- [Required task] Every entry that follows should be reproduced exactly.

- [Task input]
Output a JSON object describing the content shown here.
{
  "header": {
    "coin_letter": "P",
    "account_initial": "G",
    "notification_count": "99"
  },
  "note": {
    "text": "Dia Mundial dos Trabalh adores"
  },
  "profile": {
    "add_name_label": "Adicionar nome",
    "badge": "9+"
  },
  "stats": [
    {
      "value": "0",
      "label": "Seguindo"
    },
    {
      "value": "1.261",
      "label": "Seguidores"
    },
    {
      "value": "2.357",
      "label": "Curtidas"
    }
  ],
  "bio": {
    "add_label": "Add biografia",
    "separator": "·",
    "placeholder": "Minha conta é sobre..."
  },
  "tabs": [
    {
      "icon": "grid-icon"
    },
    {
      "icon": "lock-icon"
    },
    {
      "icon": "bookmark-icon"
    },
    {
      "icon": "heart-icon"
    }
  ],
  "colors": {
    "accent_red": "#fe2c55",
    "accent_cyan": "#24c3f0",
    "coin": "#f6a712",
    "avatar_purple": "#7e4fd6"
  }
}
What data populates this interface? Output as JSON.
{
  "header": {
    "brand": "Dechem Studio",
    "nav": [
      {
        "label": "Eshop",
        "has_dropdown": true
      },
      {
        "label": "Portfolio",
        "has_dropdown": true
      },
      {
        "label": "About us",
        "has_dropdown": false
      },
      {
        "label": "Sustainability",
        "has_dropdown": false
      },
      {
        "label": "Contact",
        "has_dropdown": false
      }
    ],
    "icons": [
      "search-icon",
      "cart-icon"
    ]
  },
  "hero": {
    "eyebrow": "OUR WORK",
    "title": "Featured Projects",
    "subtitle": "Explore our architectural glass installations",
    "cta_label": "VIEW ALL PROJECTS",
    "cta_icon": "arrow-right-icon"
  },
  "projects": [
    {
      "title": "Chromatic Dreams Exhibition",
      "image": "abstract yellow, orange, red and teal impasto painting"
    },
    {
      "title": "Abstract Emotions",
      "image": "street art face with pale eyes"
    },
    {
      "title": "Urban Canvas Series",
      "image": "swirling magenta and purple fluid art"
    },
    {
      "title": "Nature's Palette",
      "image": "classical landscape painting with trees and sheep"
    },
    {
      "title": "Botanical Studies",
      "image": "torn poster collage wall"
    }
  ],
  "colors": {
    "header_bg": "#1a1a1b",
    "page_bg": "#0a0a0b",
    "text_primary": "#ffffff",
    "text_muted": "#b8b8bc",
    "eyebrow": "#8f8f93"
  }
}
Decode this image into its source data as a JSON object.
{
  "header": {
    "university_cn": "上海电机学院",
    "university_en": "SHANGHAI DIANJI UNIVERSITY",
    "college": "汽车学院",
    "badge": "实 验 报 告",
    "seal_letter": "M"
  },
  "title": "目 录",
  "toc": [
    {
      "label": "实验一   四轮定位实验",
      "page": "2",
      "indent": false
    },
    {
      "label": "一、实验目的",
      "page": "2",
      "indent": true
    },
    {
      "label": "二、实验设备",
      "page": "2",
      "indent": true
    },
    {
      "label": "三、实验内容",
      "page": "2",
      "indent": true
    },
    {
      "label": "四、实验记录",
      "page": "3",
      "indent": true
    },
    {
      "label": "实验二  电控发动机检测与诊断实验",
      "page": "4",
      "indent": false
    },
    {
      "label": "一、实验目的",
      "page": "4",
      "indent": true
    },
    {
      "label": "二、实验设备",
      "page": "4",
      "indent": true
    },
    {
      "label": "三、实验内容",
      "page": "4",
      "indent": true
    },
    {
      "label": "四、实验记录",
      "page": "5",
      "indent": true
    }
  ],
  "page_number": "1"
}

- [Written reply]
Output a JSON object describing the content shown here.
{
  "header": {
    "coin_letter": "P",
    "account_initial": "G",
    "notification_count": "99"
  },
  "note": {
    "text": "Dia Mundial dos Trabalh adores"
  },
  "profile": {
    "add_name_label": "Adicionar nome",
    "badge": "9+"
  },
  "stats": [
    {
      "value": "0",
      "label": "Seguindo"
    },
    {
      "value": "1.261",
      "label": "Seguidores"
    },
    {
      "value": "2.357",
      "label": "Curtidas"
    }
  ],
  "bio": {
    "add_label": "Add biografia",
    "separator": "·",
    "placeholder": "Minha conta é sobre..."
  },
  "tabs": [
    {
      "icon": "grid-icon"
    },
    {
      "icon": "lock-icon"
    },
    {
      "icon": "bookmark-icon"
    },
    {
      "icon": "heart-icon"
    }
  ],
  "colors": {
    "accent_red": "#fe2c55",
    "accent_cyan": "#24c3f0",
    "coin": "#f6a712",
    "avatar_purple": "#7e4fd6"
  }
}
What data populates this interface? Output as JSON.
{
  "header": {
    "brand": "Dechem Studio",
    "nav": [
      {
        "label": "Eshop",
        "has_dropdown": true
      },
      {
        "label": "Portfolio",
        "has_dropdown": true
      },
      {
        "label": "About us",
        "has_dropdown": false
      },
      {
        "label": "Sustainability",
        "has_dropdown": false
      },
      {
        "label": "Contact",
        "has_dropdown": false
      }
    ],
    "icons": [
      "search-icon",
      "cart-icon"
    ]
  },
  "hero": {
    "eyebrow": "OUR WORK",
    "title": "Featured Projects",
    "subtitle": "Explore our architectural glass installations",
    "cta_label": "VIEW ALL PROJECTS",
    "cta_icon": "arrow-right-icon"
  },
  "projects": [
    {
      "title": "Chromatic Dreams Exhibition",
      "image": "abstract yellow, orange, red and teal impasto painting"
    },
    {
      "title": "Abstract Emotions",
      "image": "street art face with pale eyes"
    },
    {
      "title": "Urban Canvas Series",
      "image": "swirling magenta and purple fluid art"
    },
    {
      "title": "Nature's Palette",
      "image": "classical landscape painting with trees and sheep"
    },
    {
      "title": "Botanical Studies",
      "image": "torn poster collage wall"
    }
  ],
  "colors": {
    "header_bg": "#1a1a1b",
    "page_bg": "#0a0a0b",
    "text_primary": "#ffffff",
    "text_muted": "#b8b8bc",
    "eyebrow": "#8f8f93"
  }
}
Decode this image into its source data as a JSON object.
{
  "header": {
    "university_cn": "上海电机学院",
    "university_en": "SHANGHAI DIANJI UNIVERSITY",
    "college": "汽车学院",
    "badge": "实 验 报 告",
    "seal_letter": "M"
  },
  "title": "目 录",
  "toc": [
    {
      "label": "实验一   四轮定位实验",
      "page": "2",
      "indent": false
    },
    {
      "label": "一、实验目的",
      "page": "2",
      "indent": true
    },
    {
      "label": "二、实验设备",
      "page": "2",
      "indent": true
    },
    {
      "label": "三、实验内容",
      "page": "2",
      "indent": true
    },
    {
      "label": "四、实验记录",
      "page": "3",
      "indent": true
    },
    {
      "label": "实验二  电控发动机检测与诊断实验",
      "page": "4",
      "indent": false
    },
    {
      "label": "一、实验目的",
      "page": "4",
      "indent": true
    },
    {
      "label": "二、实验设备",
      "page": "4",
      "indent": true
    },
    {
      "label": "三、实验内容",
      "page": "4",
      "indent": true
    },
    {
      "label": "四、实验记录",
      "page": "5",
      "indent": true
    }
  ],
  "page_number": "1"
}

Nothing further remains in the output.